Written instruction: Each line of the listing that contains the word "time" is to be copied.

++++++

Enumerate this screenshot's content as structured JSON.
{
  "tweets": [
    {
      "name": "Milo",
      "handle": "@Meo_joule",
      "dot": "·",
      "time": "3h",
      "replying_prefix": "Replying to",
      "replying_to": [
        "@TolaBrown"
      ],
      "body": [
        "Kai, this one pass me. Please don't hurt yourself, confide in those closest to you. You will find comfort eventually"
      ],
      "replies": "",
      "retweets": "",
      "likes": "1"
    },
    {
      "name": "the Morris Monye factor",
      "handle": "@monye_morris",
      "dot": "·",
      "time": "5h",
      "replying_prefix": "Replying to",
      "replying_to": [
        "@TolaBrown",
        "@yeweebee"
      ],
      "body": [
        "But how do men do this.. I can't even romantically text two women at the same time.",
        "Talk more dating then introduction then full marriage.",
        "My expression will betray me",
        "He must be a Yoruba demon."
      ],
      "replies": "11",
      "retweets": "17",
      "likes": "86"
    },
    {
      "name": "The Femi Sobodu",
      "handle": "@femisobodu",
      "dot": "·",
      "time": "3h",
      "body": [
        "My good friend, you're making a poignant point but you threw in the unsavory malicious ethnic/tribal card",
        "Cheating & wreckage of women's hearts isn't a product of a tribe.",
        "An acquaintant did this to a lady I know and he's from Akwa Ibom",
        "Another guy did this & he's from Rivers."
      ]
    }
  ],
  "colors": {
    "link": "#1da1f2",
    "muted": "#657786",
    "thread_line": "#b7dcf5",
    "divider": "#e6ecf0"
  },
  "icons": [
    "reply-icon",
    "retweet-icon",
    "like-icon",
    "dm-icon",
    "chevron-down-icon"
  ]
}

++++++

Task output:
      "time": "3h",
      "time": "5h",
        "But how do men do this.. I can't even romantically text two women at the same time.",
      "time": "3h",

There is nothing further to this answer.